EXERCISE GOAL
Set the data down again, exactly as it reads, but without the pictures.

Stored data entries

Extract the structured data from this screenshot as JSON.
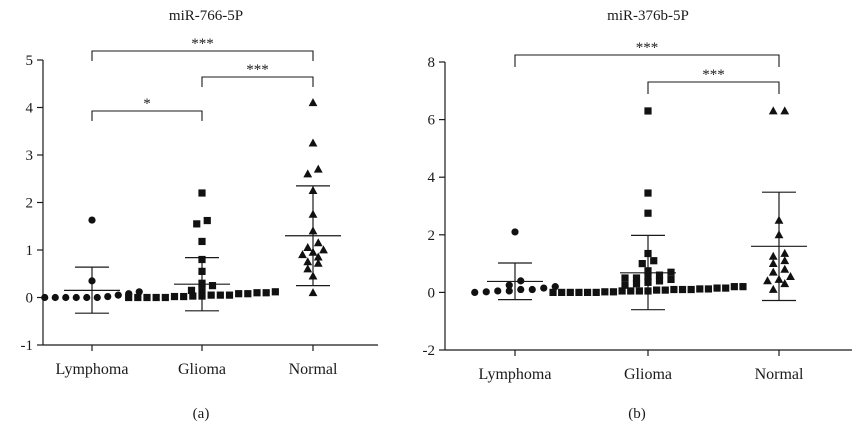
{
  "chart_data": [
    {
      "type": "scatter",
      "panel_label": "(a)",
      "title": "miR-766-5P",
      "categories": [
        "Lymphoma",
        "Glioma",
        "Normal"
      ],
      "ylim": [
        -1,
        5
      ],
      "yticks": [
        "-1",
        "0",
        "1",
        "2",
        "3",
        "4",
        "5"
      ],
      "markers": [
        "circle",
        "square",
        "triangle"
      ],
      "series": [
        {
          "values": [
            0.0,
            0.0,
            0.0,
            0.0,
            0.0,
            0.0,
            0.02,
            0.05,
            0.08,
            0.12,
            0.35,
            1.63
          ],
          "mean": 0.15,
          "sd_low": -0.33,
          "sd_high": 0.64
        },
        {
          "values": [
            0.0,
            0.0,
            0.0,
            0.0,
            0.0,
            0.02,
            0.02,
            0.03,
            0.03,
            0.05,
            0.05,
            0.05,
            0.08,
            0.08,
            0.1,
            0.1,
            0.12,
            0.15,
            0.18,
            0.25,
            0.3,
            0.55,
            0.8,
            1.18,
            1.55,
            1.62,
            2.2
          ],
          "mean": 0.28,
          "sd_low": -0.28,
          "sd_high": 0.84
        },
        {
          "values": [
            0.1,
            0.45,
            0.6,
            0.72,
            0.75,
            0.85,
            0.9,
            0.95,
            1.0,
            1.05,
            1.15,
            1.4,
            1.75,
            2.25,
            2.6,
            2.7,
            3.25,
            4.1
          ],
          "mean": 1.3,
          "sd_low": 0.25,
          "sd_high": 2.35
        }
      ],
      "significance": [
        {
          "from": "Lymphoma",
          "to": "Normal",
          "label": "***"
        },
        {
          "from": "Glioma",
          "to": "Normal",
          "label": "***"
        },
        {
          "from": "Lymphoma",
          "to": "Glioma",
          "label": "*"
        }
      ]
    },
    {
      "type": "scatter",
      "panel_label": "(b)",
      "title": "miR-376b-5P",
      "categories": [
        "Lymphoma",
        "Glioma",
        "Normal"
      ],
      "ylim": [
        -2,
        8
      ],
      "yticks": [
        "-2",
        "0",
        "2",
        "4",
        "6",
        "8"
      ],
      "markers": [
        "circle",
        "square",
        "triangle"
      ],
      "series": [
        {
          "values": [
            0.0,
            0.02,
            0.05,
            0.05,
            0.1,
            0.1,
            0.15,
            0.2,
            0.25,
            0.4,
            2.1
          ],
          "mean": 0.38,
          "sd_low": -0.25,
          "sd_high": 1.02
        },
        {
          "values": [
            0.0,
            0.0,
            0.0,
            0.0,
            0.0,
            0.0,
            0.02,
            0.02,
            0.05,
            0.05,
            0.05,
            0.05,
            0.08,
            0.08,
            0.1,
            0.1,
            0.1,
            0.12,
            0.12,
            0.15,
            0.15,
            0.2,
            0.2,
            0.25,
            0.3,
            0.35,
            0.4,
            0.45,
            0.5,
            0.5,
            0.55,
            0.6,
            0.7,
            0.75,
            1.0,
            1.1,
            1.35,
            2.75,
            3.45,
            6.3
          ],
          "mean": 0.68,
          "sd_low": -0.6,
          "sd_high": 1.98
        },
        {
          "values": [
            0.1,
            0.3,
            0.4,
            0.45,
            0.55,
            0.7,
            0.8,
            1.0,
            1.1,
            1.25,
            1.35,
            2.0,
            2.5,
            6.3,
            6.3
          ],
          "mean": 1.6,
          "sd_low": -0.28,
          "sd_high": 3.48
        }
      ],
      "significance": [
        {
          "from": "Lymphoma",
          "to": "Normal",
          "label": "***"
        },
        {
          "from": "Glioma",
          "to": "Normal",
          "label": "***"
        }
      ]
    }
  ]
}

EXERCISE ANSWER
Extract the structured data from this screenshot as JSON.
{
  "chart_data": [
    {
      "type": "scatter",
      "panel_label": "(a)",
      "title": "miR-766-5P",
      "categories": [
        "Lymphoma",
        "Glioma",
        "Normal"
      ],
      "ylim": [
        -1,
        5
      ],
      "yticks": [
        "-1",
        "0",
        "1",
        "2",
        "3",
        "4",
        "5"
      ],
      "markers": [
        "circle",
        "square",
        "triangle"
      ],
      "series": [
        {
          "values": [
            0.0,
            0.0,
            0.0,
            0.0,
            0.0,
            0.0,
            0.02,
            0.05,
            0.08,
            0.12,
            0.35,
            1.63
          ],
          "mean": 0.15,
          "sd_low": -0.33,
          "sd_high": 0.64
        },
        {
          "values": [
            0.0,
            0.0,
            0.0,
            0.0,
            0.0,
            0.02,
            0.02,
            0.03,
            0.03,
            0.05,
            0.05,
            0.05,
            0.08,
            0.08,
            0.1,
            0.1,
            0.12,
            0.15,
            0.18,
            0.25,
            0.3,
            0.55,
            0.8,
            1.18,
            1.55,
            1.62,
            2.2
          ],
          "mean": 0.28,
          "sd_low": -0.28,
          "sd_high": 0.84
        },
        {
          "values": [
            0.1,
            0.45,
            0.6,
            0.72,
            0.75,
            0.85,
            0.9,
            0.95,
            1.0,
            1.05,
            1.15,
            1.4,
            1.75,
            2.25,
            2.6,
            2.7,
            3.25,
            4.1
          ],
          "mean": 1.3,
          "sd_low": 0.25,
          "sd_high": 2.35
        }
      ],
      "significance": [
        {
          "from": "Lymphoma",
          "to": "Normal",
          "label": "***"
        },
        {
          "from": "Glioma",
          "to": "Normal",
          "label": "***"
        },
        {
          "from": "Lymphoma",
          "to": "Glioma",
          "label": "*"
        }
      ]
    },
    {
      "type": "scatter",
      "panel_label": "(b)",
      "title": "miR-376b-5P",
      "categories": [
        "Lymphoma",
        "Glioma",
        "Normal"
      ],
      "ylim": [
        -2,
        8
      ],
      "yticks": [
        "-2",
        "0",
        "2",
        "4",
        "6",
        "8"
      ],
      "markers": [
        "circle",
        "square",
        "triangle"
      ],
      "series": [
        {
          "values": [
            0.0,
            0.02,
            0.05,
            0.05,
            0.1,
            0.1,
            0.15,
            0.2,
            0.25,
            0.4,
            2.1
          ],
          "mean": 0.38,
          "sd_low": -0.25,
          "sd_high": 1.02
        },
        {
          "values": [
            0.0,
            0.0,
            0.0,
            0.0,
            0.0,
            0.0,
            0.02,
            0.02,
            0.05,
            0.05,
            0.05,
            0.05,
            0.08,
            0.08,
            0.1,
            0.1,
            0.1,
            0.12,
            0.12,
            0.15,
            0.15,
            0.2,
            0.2,
            0.25,
            0.3,
            0.35,
            0.4,
            0.45,
            0.5,
            0.5,
            0.55,
            0.6,
            0.7,
            0.75,
            1.0,
            1.1,
            1.35,
            2.75,
            3.45,
            6.3
          ],
          "mean": 0.68,
          "sd_low": -0.6,
          "sd_high": 1.98
        },
        {
          "values": [
            0.1,
            0.3,
            0.4,
            0.45,
            0.55,
            0.7,
            0.8,
            1.0,
            1.1,
            1.25,
            1.35,
            2.0,
            2.5,
            6.3,
            6.3
          ],
          "mean": 1.6,
          "sd_low": -0.28,
          "sd_high": 3.48
        }
      ],
      "significance": [
        {
          "from": "Lymphoma",
          "to": "Normal",
          "label": "***"
        },
        {
          "from": "Glioma",
          "to": "Normal",
          "label": "***"
        }
      ]
    }
  ]
}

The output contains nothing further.